— Start of Data section —
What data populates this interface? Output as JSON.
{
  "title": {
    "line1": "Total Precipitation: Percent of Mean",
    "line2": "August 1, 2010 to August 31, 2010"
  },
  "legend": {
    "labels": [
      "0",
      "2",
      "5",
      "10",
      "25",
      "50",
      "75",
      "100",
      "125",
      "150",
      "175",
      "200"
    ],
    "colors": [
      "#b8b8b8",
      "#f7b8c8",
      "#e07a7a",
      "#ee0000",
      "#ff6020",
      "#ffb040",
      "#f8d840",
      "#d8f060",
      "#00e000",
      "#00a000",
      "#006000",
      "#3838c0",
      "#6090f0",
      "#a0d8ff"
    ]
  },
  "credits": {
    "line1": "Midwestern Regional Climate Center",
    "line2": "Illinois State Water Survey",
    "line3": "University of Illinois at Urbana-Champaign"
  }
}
— End of Data section —
— Start of Data section —
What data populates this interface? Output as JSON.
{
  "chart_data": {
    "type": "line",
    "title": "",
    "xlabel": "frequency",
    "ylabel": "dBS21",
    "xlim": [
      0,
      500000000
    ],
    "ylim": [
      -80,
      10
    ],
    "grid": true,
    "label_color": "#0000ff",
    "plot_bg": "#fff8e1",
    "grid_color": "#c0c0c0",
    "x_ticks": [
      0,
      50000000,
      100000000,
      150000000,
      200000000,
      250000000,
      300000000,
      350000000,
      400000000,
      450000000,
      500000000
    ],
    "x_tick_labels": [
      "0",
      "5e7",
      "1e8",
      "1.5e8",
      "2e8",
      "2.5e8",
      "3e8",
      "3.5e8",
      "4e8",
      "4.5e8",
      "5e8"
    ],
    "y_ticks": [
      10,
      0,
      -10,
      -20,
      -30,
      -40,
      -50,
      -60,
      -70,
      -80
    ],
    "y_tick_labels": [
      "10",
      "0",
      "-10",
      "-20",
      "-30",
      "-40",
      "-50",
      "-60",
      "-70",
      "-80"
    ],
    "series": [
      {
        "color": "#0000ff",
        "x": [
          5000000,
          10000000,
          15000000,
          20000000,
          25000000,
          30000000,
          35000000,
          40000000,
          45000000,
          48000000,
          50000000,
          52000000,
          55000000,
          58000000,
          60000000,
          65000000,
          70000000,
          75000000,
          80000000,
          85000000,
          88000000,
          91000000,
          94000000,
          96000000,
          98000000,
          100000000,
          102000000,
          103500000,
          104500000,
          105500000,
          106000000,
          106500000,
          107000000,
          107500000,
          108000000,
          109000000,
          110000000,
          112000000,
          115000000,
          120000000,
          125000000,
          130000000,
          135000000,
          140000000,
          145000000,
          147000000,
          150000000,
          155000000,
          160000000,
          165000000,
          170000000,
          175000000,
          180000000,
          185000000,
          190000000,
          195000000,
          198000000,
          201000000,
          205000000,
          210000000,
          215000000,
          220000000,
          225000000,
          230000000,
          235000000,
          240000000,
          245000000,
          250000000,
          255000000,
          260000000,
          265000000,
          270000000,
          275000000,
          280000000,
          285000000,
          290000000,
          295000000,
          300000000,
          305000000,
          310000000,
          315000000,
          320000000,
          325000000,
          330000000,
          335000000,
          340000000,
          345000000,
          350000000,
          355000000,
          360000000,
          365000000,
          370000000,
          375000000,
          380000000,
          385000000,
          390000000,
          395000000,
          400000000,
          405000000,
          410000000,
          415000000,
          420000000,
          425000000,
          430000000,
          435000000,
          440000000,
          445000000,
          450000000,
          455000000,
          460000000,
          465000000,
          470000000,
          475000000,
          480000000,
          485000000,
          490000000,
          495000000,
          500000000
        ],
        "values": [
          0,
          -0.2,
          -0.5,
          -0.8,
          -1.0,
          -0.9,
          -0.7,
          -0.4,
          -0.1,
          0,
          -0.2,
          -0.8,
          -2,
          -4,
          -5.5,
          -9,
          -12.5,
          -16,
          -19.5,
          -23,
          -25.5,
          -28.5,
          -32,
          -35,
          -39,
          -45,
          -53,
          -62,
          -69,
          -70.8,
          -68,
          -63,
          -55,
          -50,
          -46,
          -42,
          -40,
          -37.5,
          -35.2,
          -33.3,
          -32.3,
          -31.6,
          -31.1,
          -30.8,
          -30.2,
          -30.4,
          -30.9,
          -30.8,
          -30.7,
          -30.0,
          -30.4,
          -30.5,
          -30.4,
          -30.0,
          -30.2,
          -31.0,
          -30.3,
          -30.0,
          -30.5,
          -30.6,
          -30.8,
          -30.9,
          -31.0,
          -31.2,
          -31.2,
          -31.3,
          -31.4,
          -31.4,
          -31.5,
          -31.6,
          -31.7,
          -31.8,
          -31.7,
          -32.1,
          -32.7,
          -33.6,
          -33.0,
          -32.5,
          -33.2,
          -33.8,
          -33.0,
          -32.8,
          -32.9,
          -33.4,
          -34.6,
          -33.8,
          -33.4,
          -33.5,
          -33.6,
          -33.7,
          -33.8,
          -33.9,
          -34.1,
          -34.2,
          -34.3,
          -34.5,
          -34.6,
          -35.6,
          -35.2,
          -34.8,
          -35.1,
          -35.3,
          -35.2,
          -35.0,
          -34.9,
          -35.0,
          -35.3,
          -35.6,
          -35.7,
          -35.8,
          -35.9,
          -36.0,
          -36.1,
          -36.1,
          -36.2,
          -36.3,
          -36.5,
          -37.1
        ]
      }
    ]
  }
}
— End of Data section —
§ **Brief**:
Gather each line of the listing containing the word "Illinois" and show it.

§ **The result**:
    "line2": "Illinois State Water Survey",
    "line3": "University of Illinois at Urbana-Champaign"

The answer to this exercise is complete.